● **DO THIS**
Which lines have the string "type"? Copy all of them from the entries below.

● **STORED RECORDS**
────────────────────
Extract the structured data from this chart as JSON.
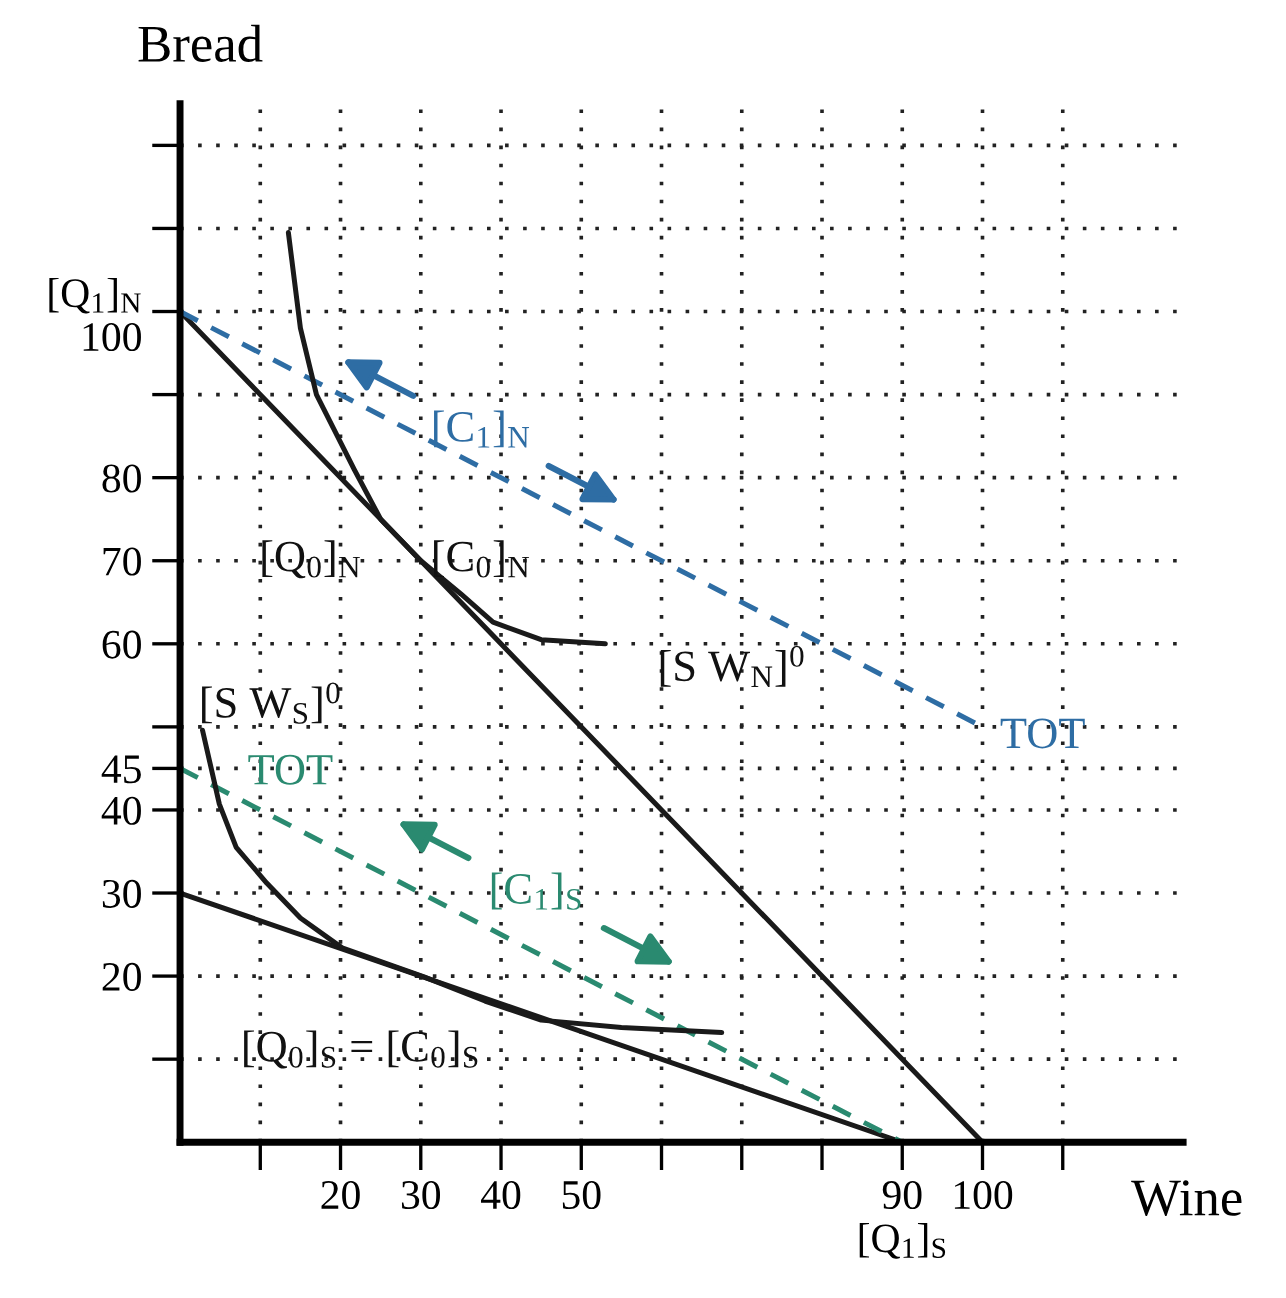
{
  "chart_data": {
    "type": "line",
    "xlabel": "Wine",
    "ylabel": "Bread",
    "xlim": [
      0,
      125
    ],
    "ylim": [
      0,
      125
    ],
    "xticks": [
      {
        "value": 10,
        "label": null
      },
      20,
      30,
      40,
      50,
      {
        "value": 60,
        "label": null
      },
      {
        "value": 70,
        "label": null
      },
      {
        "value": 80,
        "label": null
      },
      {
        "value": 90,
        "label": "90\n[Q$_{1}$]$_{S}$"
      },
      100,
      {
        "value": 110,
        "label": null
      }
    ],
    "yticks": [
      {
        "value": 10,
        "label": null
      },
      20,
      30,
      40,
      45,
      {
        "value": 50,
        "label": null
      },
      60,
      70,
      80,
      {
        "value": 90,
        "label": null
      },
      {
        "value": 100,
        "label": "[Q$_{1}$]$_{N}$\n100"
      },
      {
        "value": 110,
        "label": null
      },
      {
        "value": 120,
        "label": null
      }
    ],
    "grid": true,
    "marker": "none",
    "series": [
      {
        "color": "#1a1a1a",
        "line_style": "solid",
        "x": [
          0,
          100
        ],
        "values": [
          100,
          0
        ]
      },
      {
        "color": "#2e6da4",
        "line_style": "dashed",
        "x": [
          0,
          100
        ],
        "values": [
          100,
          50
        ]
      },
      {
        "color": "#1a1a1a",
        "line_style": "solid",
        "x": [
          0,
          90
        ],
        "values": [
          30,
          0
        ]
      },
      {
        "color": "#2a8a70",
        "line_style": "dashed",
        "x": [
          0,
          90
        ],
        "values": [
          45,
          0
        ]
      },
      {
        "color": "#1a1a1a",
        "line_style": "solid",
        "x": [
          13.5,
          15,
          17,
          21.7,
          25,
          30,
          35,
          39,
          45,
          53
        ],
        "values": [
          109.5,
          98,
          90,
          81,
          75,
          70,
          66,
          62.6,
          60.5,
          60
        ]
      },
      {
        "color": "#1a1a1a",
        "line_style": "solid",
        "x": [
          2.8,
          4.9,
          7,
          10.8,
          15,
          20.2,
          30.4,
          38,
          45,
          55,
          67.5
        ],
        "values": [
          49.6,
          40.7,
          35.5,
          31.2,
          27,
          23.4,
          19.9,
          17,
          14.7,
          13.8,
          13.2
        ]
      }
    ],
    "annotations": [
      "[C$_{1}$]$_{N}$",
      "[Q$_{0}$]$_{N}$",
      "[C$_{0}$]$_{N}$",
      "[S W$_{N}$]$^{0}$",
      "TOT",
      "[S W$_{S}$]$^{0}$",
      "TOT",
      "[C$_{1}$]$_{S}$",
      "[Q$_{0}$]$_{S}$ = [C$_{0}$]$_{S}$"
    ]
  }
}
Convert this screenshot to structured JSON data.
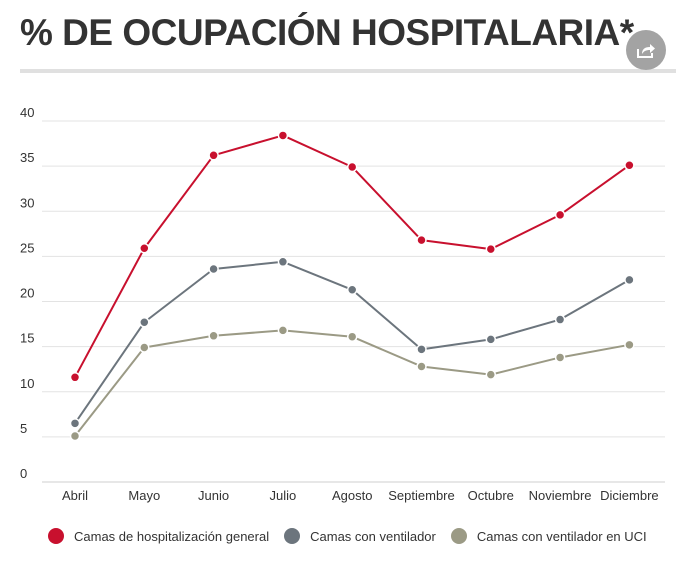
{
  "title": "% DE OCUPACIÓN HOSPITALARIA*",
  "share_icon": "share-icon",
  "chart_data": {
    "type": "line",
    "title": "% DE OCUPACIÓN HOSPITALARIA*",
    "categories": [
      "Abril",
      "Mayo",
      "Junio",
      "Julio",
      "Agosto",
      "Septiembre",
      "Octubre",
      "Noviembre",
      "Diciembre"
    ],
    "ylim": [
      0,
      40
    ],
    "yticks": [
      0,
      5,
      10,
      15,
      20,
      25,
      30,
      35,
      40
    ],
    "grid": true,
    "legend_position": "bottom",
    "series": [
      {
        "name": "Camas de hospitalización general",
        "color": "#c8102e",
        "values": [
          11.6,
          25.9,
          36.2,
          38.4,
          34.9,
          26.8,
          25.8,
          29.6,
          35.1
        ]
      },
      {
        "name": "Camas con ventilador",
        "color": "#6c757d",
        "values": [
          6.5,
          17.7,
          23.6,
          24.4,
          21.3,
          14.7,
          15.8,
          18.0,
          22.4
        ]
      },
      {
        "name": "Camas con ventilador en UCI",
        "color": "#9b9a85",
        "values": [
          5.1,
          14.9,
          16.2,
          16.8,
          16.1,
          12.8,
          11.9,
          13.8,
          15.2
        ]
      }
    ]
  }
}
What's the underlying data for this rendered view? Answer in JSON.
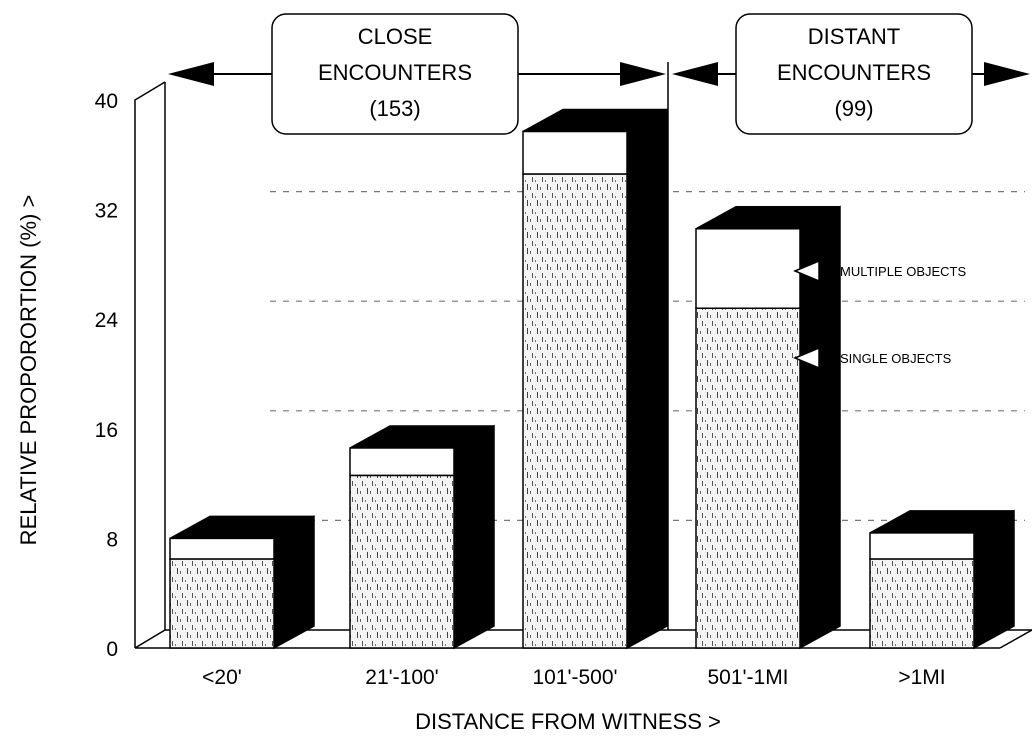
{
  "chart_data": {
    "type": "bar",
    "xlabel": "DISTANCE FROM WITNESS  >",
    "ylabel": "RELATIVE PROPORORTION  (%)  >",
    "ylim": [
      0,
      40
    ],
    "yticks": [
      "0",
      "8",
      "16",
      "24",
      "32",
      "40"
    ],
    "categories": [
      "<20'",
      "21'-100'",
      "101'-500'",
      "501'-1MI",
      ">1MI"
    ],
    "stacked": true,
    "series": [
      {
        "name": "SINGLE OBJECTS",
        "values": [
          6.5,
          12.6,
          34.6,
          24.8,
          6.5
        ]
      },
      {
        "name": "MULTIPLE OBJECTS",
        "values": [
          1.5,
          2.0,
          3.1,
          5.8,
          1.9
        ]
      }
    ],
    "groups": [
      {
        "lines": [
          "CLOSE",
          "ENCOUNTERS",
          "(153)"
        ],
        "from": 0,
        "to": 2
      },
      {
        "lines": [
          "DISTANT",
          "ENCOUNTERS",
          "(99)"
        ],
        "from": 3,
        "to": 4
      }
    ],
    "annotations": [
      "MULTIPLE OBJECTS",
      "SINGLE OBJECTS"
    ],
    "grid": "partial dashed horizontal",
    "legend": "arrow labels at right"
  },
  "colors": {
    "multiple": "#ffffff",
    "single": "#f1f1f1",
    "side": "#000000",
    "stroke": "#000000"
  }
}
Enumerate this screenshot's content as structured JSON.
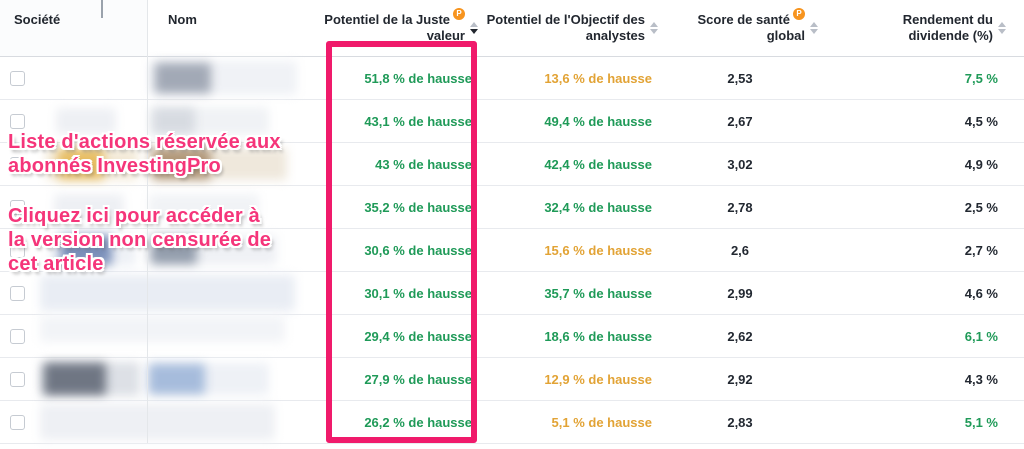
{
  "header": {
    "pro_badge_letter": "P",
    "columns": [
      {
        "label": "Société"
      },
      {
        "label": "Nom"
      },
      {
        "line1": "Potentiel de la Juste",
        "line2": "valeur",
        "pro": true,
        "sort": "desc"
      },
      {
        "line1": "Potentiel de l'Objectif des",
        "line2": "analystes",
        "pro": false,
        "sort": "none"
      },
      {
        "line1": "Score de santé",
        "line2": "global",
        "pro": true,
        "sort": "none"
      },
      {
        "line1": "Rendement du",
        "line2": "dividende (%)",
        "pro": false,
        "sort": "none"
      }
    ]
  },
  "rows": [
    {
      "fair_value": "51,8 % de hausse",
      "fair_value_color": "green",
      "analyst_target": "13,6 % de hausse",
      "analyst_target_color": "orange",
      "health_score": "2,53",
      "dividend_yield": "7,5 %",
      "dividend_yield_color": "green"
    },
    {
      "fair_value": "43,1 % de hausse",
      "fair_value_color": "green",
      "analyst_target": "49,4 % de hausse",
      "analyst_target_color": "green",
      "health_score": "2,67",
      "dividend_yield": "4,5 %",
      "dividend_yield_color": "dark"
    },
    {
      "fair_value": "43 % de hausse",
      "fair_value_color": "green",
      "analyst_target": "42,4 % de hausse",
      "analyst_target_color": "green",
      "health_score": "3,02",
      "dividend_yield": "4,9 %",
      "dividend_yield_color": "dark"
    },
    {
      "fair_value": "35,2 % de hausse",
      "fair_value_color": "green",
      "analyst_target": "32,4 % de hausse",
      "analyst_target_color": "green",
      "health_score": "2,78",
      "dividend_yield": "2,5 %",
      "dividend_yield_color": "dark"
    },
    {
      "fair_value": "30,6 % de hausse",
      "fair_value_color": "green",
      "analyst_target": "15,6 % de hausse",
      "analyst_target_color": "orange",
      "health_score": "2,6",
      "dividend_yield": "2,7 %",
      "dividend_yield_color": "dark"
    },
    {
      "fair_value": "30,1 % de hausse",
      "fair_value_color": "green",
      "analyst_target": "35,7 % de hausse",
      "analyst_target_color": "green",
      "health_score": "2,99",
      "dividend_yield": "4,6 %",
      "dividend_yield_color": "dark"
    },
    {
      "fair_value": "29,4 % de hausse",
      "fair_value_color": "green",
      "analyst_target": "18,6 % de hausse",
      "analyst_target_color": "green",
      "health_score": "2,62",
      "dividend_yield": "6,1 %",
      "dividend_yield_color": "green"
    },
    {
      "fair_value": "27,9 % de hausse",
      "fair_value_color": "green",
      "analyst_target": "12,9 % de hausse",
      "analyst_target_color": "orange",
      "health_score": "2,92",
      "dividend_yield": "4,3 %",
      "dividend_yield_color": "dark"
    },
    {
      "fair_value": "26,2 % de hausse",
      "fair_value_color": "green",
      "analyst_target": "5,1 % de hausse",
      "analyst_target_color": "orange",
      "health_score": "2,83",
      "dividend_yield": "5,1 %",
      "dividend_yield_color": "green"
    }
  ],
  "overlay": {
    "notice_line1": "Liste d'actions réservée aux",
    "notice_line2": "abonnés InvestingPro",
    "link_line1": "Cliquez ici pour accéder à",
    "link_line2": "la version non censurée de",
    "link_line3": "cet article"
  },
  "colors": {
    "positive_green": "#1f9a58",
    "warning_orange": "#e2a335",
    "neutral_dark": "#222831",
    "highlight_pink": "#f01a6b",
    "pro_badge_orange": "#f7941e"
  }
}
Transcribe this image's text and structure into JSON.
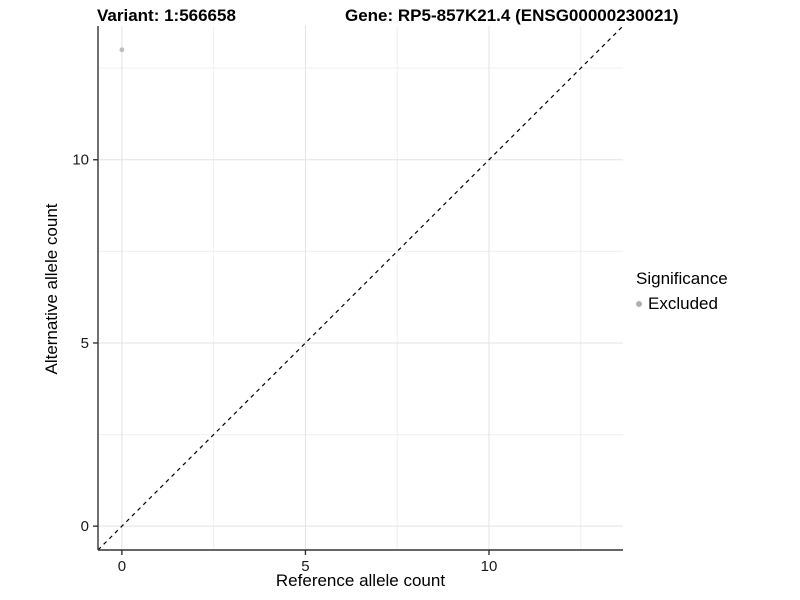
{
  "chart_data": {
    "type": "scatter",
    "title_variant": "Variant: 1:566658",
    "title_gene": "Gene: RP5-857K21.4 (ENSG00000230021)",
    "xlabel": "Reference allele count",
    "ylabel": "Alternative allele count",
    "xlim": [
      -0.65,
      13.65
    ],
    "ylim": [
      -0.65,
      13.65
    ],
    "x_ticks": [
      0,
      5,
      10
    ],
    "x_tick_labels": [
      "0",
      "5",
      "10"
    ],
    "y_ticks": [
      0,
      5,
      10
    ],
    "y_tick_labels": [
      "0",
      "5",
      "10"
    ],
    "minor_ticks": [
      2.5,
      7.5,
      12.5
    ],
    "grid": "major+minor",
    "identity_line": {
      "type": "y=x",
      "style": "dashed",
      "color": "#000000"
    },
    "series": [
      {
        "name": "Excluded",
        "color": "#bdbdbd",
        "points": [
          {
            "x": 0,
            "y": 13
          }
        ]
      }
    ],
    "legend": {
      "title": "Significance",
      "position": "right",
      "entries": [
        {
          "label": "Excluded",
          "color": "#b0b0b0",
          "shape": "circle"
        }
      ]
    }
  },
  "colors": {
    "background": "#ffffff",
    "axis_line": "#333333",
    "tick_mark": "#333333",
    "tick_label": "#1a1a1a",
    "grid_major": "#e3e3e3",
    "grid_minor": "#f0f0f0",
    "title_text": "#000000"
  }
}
────────────────────
● **RESULT BELOW**
    "type": "line",
    "type": "line",
    "type": "bar",
    "type": "scatter",
      "type": "y=x",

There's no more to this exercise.